TASK INSTRUCTIONS » Write the data below out exactly as it stands. Do not include the pictures.

---

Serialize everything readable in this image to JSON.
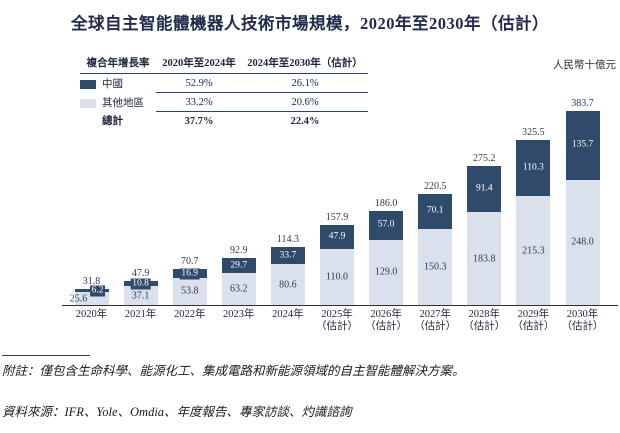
{
  "title": "全球自主智能體機器人技術市場規模，2020年至2030年（估計）",
  "unit_label": "人民幣十億元",
  "colors": {
    "china": "#2F4A6B",
    "other": "#DAE1ED",
    "text": "#2B3A55",
    "table_line": "#2C4368"
  },
  "legend_table": {
    "header": [
      "複合年增長率",
      "2020年至2024年",
      "2024年至2030年（估計）"
    ],
    "rows": [
      {
        "label": "中國",
        "cagr_2020_2024": "52.9%",
        "cagr_2024_2030": "26.1%"
      },
      {
        "label": "其他地區",
        "cagr_2020_2024": "33.2%",
        "cagr_2024_2030": "20.6%"
      },
      {
        "label": "總計",
        "cagr_2020_2024": "37.7%",
        "cagr_2024_2030": "22.4%"
      }
    ]
  },
  "chart_data": {
    "type": "bar",
    "stacked": true,
    "title": "全球自主智能體機器人技術市場規模，2020年至2030年（估計）",
    "ylabel": "人民幣十億元",
    "ylim": [
      0,
      390
    ],
    "grid": false,
    "legend_position": "top-left",
    "categories": [
      "2020年",
      "2021年",
      "2022年",
      "2023年",
      "2024年",
      "2025年",
      "2026年",
      "2027年",
      "2028年",
      "2029年",
      "2030年"
    ],
    "category_notes": [
      "",
      "",
      "",
      "",
      "",
      "（估計）",
      "（估計）",
      "（估計）",
      "（估計）",
      "（估計）",
      "（估計）"
    ],
    "series": [
      {
        "name": "中國",
        "color": "#2F4A6B",
        "values": [
          6.2,
          10.8,
          16.9,
          29.7,
          33.7,
          47.9,
          57.0,
          70.1,
          91.4,
          110.3,
          135.7
        ],
        "labels": [
          "6.2",
          "10.8",
          "16.9",
          "29.7",
          "33.7",
          "47.9",
          "57.0",
          "70.1",
          "91.4",
          "110.3",
          "135.7"
        ]
      },
      {
        "name": "其他地區",
        "color": "#DAE1ED",
        "values": [
          25.6,
          37.1,
          53.8,
          63.2,
          80.6,
          110.0,
          129.0,
          150.3,
          183.8,
          215.3,
          248.0
        ],
        "labels": [
          "25.6",
          "37.1",
          "53.8",
          "63.2",
          "80.6",
          "110.0",
          "129.0",
          "150.3",
          "183.8",
          "215.3",
          "248.0"
        ]
      }
    ],
    "totals": [
      "31.8",
      "47.9",
      "70.7",
      "92.9",
      "114.3",
      "157.9",
      "186.0",
      "220.5",
      "275.2",
      "325.5",
      "383.7"
    ]
  },
  "footnotes": {
    "note": "附註：僅包含生命科學、能源化工、集成電路和新能源領域的自主智能體解決方案。",
    "source": "資料來源：IFR、Yole、Omdia、年度報告、專家訪談、灼識諮詢"
  }
}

---

SOLVED EXERCISE »
Serialize everything readable in this image to JSON.
{
  "title": "全球自主智能體機器人技術市場規模，2020年至2030年（估計）",
  "unit_label": "人民幣十億元",
  "colors": {
    "china": "#2F4A6B",
    "other": "#DAE1ED",
    "text": "#2B3A55",
    "table_line": "#2C4368"
  },
  "legend_table": {
    "header": [
      "複合年增長率",
      "2020年至2024年",
      "2024年至2030年（估計）"
    ],
    "rows": [
      {
        "label": "中國",
        "cagr_2020_2024": "52.9%",
        "cagr_2024_2030": "26.1%"
      },
      {
        "label": "其他地區",
        "cagr_2020_2024": "33.2%",
        "cagr_2024_2030": "20.6%"
      },
      {
        "label": "總計",
        "cagr_2020_2024": "37.7%",
        "cagr_2024_2030": "22.4%"
      }
    ]
  },
  "chart_data": {
    "type": "bar",
    "stacked": true,
    "title": "全球自主智能體機器人技術市場規模，2020年至2030年（估計）",
    "ylabel": "人民幣十億元",
    "ylim": [
      0,
      390
    ],
    "grid": false,
    "legend_position": "top-left",
    "categories": [
      "2020年",
      "2021年",
      "2022年",
      "2023年",
      "2024年",
      "2025年",
      "2026年",
      "2027年",
      "2028年",
      "2029年",
      "2030年"
    ],
    "category_notes": [
      "",
      "",
      "",
      "",
      "",
      "（估計）",
      "（估計）",
      "（估計）",
      "（估計）",
      "（估計）",
      "（估計）"
    ],
    "series": [
      {
        "name": "中國",
        "color": "#2F4A6B",
        "values": [
          6.2,
          10.8,
          16.9,
          29.7,
          33.7,
          47.9,
          57.0,
          70.1,
          91.4,
          110.3,
          135.7
        ],
        "labels": [
          "6.2",
          "10.8",
          "16.9",
          "29.7",
          "33.7",
          "47.9",
          "57.0",
          "70.1",
          "91.4",
          "110.3",
          "135.7"
        ]
      },
      {
        "name": "其他地區",
        "color": "#DAE1ED",
        "values": [
          25.6,
          37.1,
          53.8,
          63.2,
          80.6,
          110.0,
          129.0,
          150.3,
          183.8,
          215.3,
          248.0
        ],
        "labels": [
          "25.6",
          "37.1",
          "53.8",
          "63.2",
          "80.6",
          "110.0",
          "129.0",
          "150.3",
          "183.8",
          "215.3",
          "248.0"
        ]
      }
    ],
    "totals": [
      "31.8",
      "47.9",
      "70.7",
      "92.9",
      "114.3",
      "157.9",
      "186.0",
      "220.5",
      "275.2",
      "325.5",
      "383.7"
    ]
  },
  "footnotes": {
    "note": "附註：僅包含生命科學、能源化工、集成電路和新能源領域的自主智能體解決方案。",
    "source": "資料來源：IFR、Yole、Omdia、年度報告、專家訪談、灼識諮詢"
  }
}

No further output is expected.